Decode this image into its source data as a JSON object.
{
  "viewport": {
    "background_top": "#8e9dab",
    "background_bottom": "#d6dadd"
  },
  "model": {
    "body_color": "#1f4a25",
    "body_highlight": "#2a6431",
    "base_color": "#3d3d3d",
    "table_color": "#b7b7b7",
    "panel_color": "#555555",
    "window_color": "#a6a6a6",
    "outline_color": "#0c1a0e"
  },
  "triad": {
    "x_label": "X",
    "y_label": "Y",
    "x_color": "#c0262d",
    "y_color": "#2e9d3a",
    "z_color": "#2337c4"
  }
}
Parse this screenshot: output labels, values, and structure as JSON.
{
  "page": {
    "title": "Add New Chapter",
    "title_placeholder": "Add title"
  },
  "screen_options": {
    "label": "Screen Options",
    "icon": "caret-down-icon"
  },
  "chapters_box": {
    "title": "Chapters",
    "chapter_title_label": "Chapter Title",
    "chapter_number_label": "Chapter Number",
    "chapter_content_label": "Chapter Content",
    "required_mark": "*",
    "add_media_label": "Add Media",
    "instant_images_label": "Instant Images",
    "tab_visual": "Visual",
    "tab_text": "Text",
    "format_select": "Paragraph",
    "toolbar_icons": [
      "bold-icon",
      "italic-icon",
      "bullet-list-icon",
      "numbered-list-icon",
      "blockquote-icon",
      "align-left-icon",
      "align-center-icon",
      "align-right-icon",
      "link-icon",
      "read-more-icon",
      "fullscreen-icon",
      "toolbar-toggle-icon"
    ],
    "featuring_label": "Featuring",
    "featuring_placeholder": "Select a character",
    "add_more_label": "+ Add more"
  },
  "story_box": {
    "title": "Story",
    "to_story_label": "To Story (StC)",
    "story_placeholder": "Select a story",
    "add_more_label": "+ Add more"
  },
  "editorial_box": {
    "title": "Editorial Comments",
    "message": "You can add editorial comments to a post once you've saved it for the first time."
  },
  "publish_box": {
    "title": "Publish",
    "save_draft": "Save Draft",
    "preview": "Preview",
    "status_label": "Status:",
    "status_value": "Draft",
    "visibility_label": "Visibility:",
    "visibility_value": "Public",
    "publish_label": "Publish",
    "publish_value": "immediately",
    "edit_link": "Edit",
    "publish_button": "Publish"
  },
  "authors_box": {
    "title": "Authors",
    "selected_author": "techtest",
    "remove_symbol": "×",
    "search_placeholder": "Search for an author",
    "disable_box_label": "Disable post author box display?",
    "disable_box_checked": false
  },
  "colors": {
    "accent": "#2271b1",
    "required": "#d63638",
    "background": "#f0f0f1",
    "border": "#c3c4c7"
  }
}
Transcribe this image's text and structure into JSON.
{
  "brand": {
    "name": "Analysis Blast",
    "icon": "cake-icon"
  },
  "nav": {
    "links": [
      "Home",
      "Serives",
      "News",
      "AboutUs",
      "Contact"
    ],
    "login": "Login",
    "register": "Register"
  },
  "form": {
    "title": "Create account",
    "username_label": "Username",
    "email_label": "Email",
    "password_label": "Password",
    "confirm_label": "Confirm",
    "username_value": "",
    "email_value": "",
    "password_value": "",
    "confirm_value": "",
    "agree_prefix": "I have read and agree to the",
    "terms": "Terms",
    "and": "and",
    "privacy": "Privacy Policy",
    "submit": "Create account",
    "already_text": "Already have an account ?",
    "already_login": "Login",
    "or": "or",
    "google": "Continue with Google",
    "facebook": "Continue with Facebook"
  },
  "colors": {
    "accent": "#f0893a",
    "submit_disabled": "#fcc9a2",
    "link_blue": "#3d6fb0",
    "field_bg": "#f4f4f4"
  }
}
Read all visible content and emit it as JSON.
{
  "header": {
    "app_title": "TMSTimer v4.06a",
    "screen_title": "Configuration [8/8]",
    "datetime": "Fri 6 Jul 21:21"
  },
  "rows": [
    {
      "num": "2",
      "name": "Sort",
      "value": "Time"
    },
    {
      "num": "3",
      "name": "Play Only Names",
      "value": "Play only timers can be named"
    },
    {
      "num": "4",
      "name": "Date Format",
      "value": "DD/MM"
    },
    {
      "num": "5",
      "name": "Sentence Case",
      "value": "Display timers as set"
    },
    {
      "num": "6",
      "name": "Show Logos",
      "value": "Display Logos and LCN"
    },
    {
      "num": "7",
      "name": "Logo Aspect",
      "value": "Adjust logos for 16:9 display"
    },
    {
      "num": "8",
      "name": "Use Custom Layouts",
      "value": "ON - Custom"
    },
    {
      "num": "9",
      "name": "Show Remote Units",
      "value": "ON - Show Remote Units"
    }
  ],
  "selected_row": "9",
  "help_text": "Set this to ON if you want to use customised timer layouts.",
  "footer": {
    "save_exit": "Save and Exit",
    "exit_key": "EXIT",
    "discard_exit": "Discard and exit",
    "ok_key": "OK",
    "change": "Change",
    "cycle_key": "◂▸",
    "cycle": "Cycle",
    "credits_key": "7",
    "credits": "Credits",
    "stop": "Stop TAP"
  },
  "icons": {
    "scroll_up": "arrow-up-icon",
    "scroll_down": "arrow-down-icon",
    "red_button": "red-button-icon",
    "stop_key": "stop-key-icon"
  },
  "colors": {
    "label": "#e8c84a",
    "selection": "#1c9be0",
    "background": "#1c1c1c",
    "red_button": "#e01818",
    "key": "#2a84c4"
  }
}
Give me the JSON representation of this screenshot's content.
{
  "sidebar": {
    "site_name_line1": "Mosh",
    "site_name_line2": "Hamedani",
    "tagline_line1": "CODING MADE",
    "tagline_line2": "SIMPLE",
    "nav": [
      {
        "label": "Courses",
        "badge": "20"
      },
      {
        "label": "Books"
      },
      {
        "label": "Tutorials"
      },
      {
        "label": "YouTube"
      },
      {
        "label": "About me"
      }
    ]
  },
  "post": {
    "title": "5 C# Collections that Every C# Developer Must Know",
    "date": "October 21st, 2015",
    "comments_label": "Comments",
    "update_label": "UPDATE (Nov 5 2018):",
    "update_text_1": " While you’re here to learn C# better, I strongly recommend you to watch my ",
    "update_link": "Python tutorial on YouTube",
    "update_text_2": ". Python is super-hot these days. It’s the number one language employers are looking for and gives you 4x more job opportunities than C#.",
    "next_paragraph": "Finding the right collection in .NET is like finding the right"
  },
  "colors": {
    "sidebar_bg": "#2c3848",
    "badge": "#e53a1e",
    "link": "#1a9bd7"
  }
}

================

• **Exercise requirements**
Retype the records that precede this task, keeping them exactly the same.

• **Exercise response**
Decode this image into its source data as a JSON object.
{
  "viewport": {
    "background_top": "#8e9dab",
    "background_bottom": "#d6dadd"
  },
  "model": {
    "body_color": "#1f4a25",
    "body_highlight": "#2a6431",
    "base_color": "#3d3d3d",
    "table_color": "#b7b7b7",
    "panel_color": "#555555",
    "window_color": "#a6a6a6",
    "outline_color": "#0c1a0e"
  },
  "triad": {
    "x_label": "X",
    "y_label": "Y",
    "x_color": "#c0262d",
    "y_color": "#2e9d3a",
    "z_color": "#2337c4"
  }
}
Parse this screenshot: output labels, values, and structure as JSON.
{
  "page": {
    "title": "Add New Chapter",
    "title_placeholder": "Add title"
  },
  "screen_options": {
    "label": "Screen Options",
    "icon": "caret-down-icon"
  },
  "chapters_box": {
    "title": "Chapters",
    "chapter_title_label": "Chapter Title",
    "chapter_number_label": "Chapter Number",
    "chapter_content_label": "Chapter Content",
    "required_mark": "*",
    "add_media_label": "Add Media",
    "instant_images_label": "Instant Images",
    "tab_visual": "Visual",
    "tab_text": "Text",
    "format_select": "Paragraph",
    "toolbar_icons": [
      "bold-icon",
      "italic-icon",
      "bullet-list-icon",
      "numbered-list-icon",
      "blockquote-icon",
      "align-left-icon",
      "align-center-icon",
      "align-right-icon",
      "link-icon",
      "read-more-icon",
      "fullscreen-icon",
      "toolbar-toggle-icon"
    ],
    "featuring_label": "Featuring",
    "featuring_placeholder": "Select a character",
    "add_more_label": "+ Add more"
  },
  "story_box": {
    "title": "Story",
    "to_story_label": "To Story (StC)",
    "story_placeholder": "Select a story",
    "add_more_label": "+ Add more"
  },
  "editorial_box": {
    "title": "Editorial Comments",
    "message": "You can add editorial comments to a post once you've saved it for the first time."
  },
  "publish_box": {
    "title": "Publish",
    "save_draft": "Save Draft",
    "preview": "Preview",
    "status_label": "Status:",
    "status_value": "Draft",
    "visibility_label": "Visibility:",
    "visibility_value": "Public",
    "publish_label": "Publish",
    "publish_value": "immediately",
    "edit_link": "Edit",
    "publish_button": "Publish"
  },
  "authors_box": {
    "title": "Authors",
    "selected_author": "techtest",
    "remove_symbol": "×",
    "search_placeholder": "Search for an author",
    "disable_box_label": "Disable post author box display?",
    "disable_box_checked": false
  },
  "colors": {
    "accent": "#2271b1",
    "required": "#d63638",
    "background": "#f0f0f1",
    "border": "#c3c4c7"
  }
}
Transcribe this image's text and structure into JSON.
{
  "brand": {
    "name": "Analysis Blast",
    "icon": "cake-icon"
  },
  "nav": {
    "links": [
      "Home",
      "Serives",
      "News",
      "AboutUs",
      "Contact"
    ],
    "login": "Login",
    "register": "Register"
  },
  "form": {
    "title": "Create account",
    "username_label": "Username",
    "email_label": "Email",
    "password_label": "Password",
    "confirm_label": "Confirm",
    "username_value": "",
    "email_value": "",
    "password_value": "",
    "confirm_value": "",
    "agree_prefix": "I have read and agree to the",
    "terms": "Terms",
    "and": "and",
    "privacy": "Privacy Policy",
    "submit": "Create account",
    "already_text": "Already have an account ?",
    "already_login": "Login",
    "or": "or",
    "google": "Continue with Google",
    "facebook": "Continue with Facebook"
  },
  "colors": {
    "accent": "#f0893a",
    "submit_disabled": "#fcc9a2",
    "link_blue": "#3d6fb0",
    "field_bg": "#f4f4f4"
  }
}
Read all visible content and emit it as JSON.
{
  "header": {
    "app_title": "TMSTimer v4.06a",
    "screen_title": "Configuration [8/8]",
    "datetime": "Fri 6 Jul 21:21"
  },
  "rows": [
    {
      "num": "2",
      "name": "Sort",
      "value": "Time"
    },
    {
      "num": "3",
      "name": "Play Only Names",
      "value": "Play only timers can be named"
    },
    {
      "num": "4",
      "name": "Date Format",
      "value": "DD/MM"
    },
    {
      "num": "5",
      "name": "Sentence Case",
      "value": "Display timers as set"
    },
    {
      "num": "6",
      "name": "Show Logos",
      "value": "Display Logos and LCN"
    },
    {
      "num": "7",
      "name": "Logo Aspect",
      "value": "Adjust logos for 16:9 display"
    },
    {
      "num": "8",
      "name": "Use Custom Layouts",
      "value": "ON - Custom"
    },
    {
      "num": "9",
      "name": "Show Remote Units",
      "value": "ON - Show Remote Units"
    }
  ],
  "selected_row": "9",
  "help_text": "Set this to ON if you want to use customised timer layouts.",
  "footer": {
    "save_exit": "Save and Exit",
    "exit_key": "EXIT",
    "discard_exit": "Discard and exit",
    "ok_key": "OK",
    "change": "Change",
    "cycle_key": "◂▸",
    "cycle": "Cycle",
    "credits_key": "7",
    "credits": "Credits",
    "stop": "Stop TAP"
  },
  "icons": {
    "scroll_up": "arrow-up-icon",
    "scroll_down": "arrow-down-icon",
    "red_button": "red-button-icon",
    "stop_key": "stop-key-icon"
  },
  "colors": {
    "label": "#e8c84a",
    "selection": "#1c9be0",
    "background": "#1c1c1c",
    "red_button": "#e01818",
    "key": "#2a84c4"
  }
}
Give me the JSON representation of this screenshot's content.
{
  "sidebar": {
    "site_name_line1": "Mosh",
    "site_name_line2": "Hamedani",
    "tagline_line1": "CODING MADE",
    "tagline_line2": "SIMPLE",
    "nav": [
      {
        "label": "Courses",
        "badge": "20"
      },
      {
        "label": "Books"
      },
      {
        "label": "Tutorials"
      },
      {
        "label": "YouTube"
      },
      {
        "label": "About me"
      }
    ]
  },
  "post": {
    "title": "5 C# Collections that Every C# Developer Must Know",
    "date": "October 21st, 2015",
    "comments_label": "Comments",
    "update_label": "UPDATE (Nov 5 2018):",
    "update_text_1": " While you’re here to learn C# better, I strongly recommend you to watch my ",
    "update_link": "Python tutorial on YouTube",
    "update_text_2": ". Python is super-hot these days. It’s the number one language employers are looking for and gives you 4x more job opportunities than C#.",
    "next_paragraph": "Finding the right collection in .NET is like finding the right"
  },
  "colors": {
    "sidebar_bg": "#2c3848",
    "badge": "#e53a1e",
    "link": "#1a9bd7"
  }
}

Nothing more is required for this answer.